# What is asked:
List every line in the entries below that contains the word "func".

Entries from a dataset
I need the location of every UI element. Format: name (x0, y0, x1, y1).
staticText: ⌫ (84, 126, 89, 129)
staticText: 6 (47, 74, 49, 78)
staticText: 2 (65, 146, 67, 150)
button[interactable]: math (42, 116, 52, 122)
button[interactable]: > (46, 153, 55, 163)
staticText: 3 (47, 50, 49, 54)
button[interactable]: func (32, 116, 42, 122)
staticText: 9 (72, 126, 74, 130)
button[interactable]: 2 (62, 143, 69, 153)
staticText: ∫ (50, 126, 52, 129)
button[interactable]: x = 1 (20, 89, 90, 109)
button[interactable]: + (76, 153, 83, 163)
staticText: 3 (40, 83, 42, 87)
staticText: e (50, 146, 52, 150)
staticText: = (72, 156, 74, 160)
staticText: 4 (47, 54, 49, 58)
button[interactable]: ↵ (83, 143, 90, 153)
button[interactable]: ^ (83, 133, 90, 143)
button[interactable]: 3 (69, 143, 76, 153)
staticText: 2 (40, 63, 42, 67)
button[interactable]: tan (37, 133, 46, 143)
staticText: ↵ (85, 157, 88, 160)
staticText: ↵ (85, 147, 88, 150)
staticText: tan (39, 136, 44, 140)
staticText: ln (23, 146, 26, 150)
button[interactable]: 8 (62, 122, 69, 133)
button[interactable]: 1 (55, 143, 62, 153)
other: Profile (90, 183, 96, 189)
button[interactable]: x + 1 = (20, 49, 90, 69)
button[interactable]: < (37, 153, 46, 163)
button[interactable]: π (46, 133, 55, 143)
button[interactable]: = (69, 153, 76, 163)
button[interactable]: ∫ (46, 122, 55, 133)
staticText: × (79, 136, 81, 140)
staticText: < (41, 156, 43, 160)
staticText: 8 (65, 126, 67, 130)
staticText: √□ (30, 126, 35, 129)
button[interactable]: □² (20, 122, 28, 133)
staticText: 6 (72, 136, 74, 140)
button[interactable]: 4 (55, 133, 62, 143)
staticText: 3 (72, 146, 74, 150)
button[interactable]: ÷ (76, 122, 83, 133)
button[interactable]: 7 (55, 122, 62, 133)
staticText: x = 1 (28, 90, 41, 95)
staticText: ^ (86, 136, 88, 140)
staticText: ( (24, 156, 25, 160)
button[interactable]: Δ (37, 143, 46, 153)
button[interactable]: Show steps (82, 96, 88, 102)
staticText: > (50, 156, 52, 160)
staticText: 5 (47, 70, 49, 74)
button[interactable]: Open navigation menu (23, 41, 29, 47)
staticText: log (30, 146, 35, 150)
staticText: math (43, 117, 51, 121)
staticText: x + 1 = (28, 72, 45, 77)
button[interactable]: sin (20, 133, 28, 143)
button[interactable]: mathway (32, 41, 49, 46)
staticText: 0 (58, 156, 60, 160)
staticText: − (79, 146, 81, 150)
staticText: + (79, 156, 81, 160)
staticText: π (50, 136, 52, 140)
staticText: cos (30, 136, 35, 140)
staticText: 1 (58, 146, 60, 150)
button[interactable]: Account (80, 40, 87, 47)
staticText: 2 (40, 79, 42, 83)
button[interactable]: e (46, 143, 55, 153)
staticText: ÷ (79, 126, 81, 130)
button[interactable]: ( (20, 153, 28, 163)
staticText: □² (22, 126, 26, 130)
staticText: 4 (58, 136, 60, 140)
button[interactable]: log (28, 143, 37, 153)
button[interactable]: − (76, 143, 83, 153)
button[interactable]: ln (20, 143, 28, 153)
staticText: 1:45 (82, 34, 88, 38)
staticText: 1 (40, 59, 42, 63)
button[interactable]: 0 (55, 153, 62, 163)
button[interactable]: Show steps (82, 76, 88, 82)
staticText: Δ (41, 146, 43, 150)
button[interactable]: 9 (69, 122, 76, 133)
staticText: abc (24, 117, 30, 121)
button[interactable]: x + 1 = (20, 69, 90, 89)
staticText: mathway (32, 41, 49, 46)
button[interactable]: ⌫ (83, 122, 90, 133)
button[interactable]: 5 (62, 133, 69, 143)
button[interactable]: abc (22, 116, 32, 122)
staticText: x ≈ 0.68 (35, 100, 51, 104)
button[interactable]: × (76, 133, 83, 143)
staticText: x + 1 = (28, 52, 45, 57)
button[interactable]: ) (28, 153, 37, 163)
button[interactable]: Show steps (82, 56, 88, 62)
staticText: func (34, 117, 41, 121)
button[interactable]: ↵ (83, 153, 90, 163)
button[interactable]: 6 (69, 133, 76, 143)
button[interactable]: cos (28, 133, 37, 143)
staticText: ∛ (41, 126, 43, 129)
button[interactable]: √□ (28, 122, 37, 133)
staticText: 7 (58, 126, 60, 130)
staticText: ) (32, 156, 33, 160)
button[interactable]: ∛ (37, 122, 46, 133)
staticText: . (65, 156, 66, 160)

# Answer for this exercise:
button[interactable]: func (32, 116, 42, 122)
staticText: func (34, 117, 41, 121)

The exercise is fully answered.